TASK REQUIREMENTS: Using the excerpt about Gurúè, explain in one to three sentences why the town's climate is good for growing tea.

DOCUMENT EXCERPT:
It is located at longitude 37 degrees 1 minute East and latitude 15 degrees 30 minutes South.

=== Climate ===
Gurúè has a temperate climate. Summers have temperatures in the range of 30 °C to 34 °C. Winters have temperatures in the range of 17 °C to 20 °C. Like in tropical climates, winter is usually referred to as the dry season, while summer is called the rainy season. Gurué's climate has much more rainfall than most of the rest of the province due to the effect of the mountains that surround the town. It creates a microclimate which is unusually cool and wet and therefore good for growing tea.

== Economy ==
Gurúè's economy depends mainly on the tea plantations (90%), though other plantation types can also be found such as coffee, fruit, etc. Most people also have small subsistence farms to supplement their irregular salaries.

== Demographics ==
According to Mozambique's Government 1997 census, Gurúè's population was estimated at 99,335 and in the 2007 census at 145,466. Most people in the area speak Lomwe.

== Transportation ==
Gurúè can be reached by car. One aerodrome is available for small aero planes. At present some South African investors engaged in Macadamia nuts use the aerodrome. Chartered planes could land at Gurue. The roads were tarred and in good condition until the floods of 2015.

== Wildlife ==
A 1998 birding expedition to Gurúè re-discovered the country's only endemic bird, Namuli apalis, unseen since it was discovered in 1932. It is now known to be thriving in forests in this area.
According to a recent University of Cape Town scientific expedition "in a land of many natural treasures, Namuli (a mount near Gurúè, with 2419m and being the second highest mountain in Mozambique) is the jewel in the crown" and "a high-priority site for birds in Africa".

SDZ Cha, one of the tea plantation companies, maintain amidst their estate a small patch of rainforest, preserving the pristine nature. They also have some camp huts which are rented out for tourists.

Document layout analysis data:
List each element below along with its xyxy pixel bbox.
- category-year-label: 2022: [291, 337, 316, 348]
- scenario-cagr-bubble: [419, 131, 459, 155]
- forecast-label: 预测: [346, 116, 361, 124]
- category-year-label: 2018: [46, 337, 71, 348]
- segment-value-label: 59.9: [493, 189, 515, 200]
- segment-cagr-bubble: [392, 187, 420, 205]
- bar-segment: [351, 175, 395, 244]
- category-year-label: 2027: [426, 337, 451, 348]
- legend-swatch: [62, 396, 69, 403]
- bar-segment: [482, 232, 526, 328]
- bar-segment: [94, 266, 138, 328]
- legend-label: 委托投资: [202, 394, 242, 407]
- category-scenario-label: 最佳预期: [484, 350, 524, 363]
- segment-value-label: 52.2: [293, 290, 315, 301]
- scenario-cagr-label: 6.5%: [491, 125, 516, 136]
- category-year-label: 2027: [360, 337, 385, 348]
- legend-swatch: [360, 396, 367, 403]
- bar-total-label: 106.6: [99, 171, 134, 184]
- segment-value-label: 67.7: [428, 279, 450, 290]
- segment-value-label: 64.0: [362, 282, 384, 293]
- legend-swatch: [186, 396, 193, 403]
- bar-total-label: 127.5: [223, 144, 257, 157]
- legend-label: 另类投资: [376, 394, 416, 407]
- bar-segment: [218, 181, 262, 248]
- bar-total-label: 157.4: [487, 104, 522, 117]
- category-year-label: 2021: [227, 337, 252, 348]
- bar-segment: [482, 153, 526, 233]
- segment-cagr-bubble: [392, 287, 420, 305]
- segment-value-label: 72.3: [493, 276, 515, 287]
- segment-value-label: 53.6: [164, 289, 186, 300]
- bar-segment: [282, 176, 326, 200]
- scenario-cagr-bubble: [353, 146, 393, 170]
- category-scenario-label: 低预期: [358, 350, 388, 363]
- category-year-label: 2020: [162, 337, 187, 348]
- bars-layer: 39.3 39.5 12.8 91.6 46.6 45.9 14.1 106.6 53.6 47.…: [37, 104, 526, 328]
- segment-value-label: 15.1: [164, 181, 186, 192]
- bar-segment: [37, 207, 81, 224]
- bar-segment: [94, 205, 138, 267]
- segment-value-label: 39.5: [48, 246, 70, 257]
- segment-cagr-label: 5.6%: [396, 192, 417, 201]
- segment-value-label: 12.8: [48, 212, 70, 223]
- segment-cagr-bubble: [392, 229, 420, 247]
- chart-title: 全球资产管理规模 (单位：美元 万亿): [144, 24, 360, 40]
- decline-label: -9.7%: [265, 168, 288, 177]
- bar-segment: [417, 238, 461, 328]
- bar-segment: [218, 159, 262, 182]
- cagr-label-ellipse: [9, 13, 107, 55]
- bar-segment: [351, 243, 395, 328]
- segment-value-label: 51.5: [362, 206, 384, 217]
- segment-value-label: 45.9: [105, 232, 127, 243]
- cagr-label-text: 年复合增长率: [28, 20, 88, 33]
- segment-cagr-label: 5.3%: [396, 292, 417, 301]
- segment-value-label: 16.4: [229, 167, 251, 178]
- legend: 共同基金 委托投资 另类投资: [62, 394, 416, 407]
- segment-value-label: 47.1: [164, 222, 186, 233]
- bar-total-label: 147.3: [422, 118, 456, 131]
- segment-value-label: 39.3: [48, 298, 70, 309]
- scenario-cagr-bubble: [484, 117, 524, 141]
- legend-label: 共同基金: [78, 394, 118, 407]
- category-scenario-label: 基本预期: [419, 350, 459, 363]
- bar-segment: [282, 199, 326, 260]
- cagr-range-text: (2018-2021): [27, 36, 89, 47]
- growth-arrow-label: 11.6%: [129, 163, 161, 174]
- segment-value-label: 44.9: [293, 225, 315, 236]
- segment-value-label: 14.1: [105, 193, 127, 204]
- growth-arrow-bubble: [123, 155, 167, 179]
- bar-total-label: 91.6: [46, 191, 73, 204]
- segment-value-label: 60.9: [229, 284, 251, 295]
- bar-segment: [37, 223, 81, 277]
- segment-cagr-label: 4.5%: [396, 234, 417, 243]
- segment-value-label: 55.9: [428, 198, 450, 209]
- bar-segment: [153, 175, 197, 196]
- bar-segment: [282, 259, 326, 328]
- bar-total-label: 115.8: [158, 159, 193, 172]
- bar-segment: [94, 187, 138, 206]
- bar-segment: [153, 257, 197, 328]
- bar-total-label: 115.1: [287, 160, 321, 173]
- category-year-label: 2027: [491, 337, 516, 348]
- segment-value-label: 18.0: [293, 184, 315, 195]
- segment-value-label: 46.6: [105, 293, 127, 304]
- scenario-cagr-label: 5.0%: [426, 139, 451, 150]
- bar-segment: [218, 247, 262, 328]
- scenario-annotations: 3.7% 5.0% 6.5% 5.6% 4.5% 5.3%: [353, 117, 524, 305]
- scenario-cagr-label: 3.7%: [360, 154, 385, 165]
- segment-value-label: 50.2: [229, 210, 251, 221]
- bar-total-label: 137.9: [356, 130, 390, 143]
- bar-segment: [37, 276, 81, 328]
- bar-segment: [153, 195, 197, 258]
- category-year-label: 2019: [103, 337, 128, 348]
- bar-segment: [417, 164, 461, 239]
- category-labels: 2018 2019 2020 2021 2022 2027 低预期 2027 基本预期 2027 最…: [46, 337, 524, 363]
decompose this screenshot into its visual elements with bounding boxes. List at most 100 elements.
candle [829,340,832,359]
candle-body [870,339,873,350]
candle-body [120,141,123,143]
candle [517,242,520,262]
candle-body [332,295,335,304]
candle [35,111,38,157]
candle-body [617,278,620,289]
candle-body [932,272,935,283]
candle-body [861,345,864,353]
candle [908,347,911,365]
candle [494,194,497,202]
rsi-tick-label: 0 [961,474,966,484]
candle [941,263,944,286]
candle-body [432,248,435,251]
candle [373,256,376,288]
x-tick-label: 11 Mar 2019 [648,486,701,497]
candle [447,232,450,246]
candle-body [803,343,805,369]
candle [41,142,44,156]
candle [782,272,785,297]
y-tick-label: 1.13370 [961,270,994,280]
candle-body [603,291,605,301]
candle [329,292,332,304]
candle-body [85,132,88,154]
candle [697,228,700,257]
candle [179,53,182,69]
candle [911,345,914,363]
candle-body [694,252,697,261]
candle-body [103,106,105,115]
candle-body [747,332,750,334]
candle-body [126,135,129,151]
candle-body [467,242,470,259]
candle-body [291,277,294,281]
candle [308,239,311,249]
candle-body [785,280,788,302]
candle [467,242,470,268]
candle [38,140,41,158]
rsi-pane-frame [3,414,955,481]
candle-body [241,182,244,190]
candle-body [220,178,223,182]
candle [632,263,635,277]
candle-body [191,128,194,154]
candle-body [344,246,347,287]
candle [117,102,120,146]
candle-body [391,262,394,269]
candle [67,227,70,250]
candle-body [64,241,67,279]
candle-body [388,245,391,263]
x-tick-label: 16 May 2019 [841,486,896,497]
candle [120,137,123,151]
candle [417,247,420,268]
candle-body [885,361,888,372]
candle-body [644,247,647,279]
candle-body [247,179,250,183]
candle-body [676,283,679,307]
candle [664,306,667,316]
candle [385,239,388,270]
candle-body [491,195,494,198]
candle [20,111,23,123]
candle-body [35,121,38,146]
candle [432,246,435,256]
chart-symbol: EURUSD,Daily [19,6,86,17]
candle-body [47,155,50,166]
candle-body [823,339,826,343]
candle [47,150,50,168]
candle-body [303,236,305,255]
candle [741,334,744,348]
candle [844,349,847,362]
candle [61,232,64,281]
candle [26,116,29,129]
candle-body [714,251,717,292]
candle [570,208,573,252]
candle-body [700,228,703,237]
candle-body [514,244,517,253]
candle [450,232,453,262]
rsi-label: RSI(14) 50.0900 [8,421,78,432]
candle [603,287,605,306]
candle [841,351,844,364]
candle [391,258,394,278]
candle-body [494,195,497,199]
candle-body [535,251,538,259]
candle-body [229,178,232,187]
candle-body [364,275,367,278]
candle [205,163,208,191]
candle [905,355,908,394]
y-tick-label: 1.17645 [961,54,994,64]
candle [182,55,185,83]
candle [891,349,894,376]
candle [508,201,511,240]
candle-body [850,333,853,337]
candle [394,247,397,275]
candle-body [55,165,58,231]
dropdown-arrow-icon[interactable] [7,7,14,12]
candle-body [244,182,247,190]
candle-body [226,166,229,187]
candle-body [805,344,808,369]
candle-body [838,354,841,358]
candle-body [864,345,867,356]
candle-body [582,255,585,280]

EXERCISE SOLUTION: The mountains surrounding Gurúè give it much more rainfall than most of the rest of the province. This creates a microclimate that is unusually cool and wet, which makes it good for growing tea.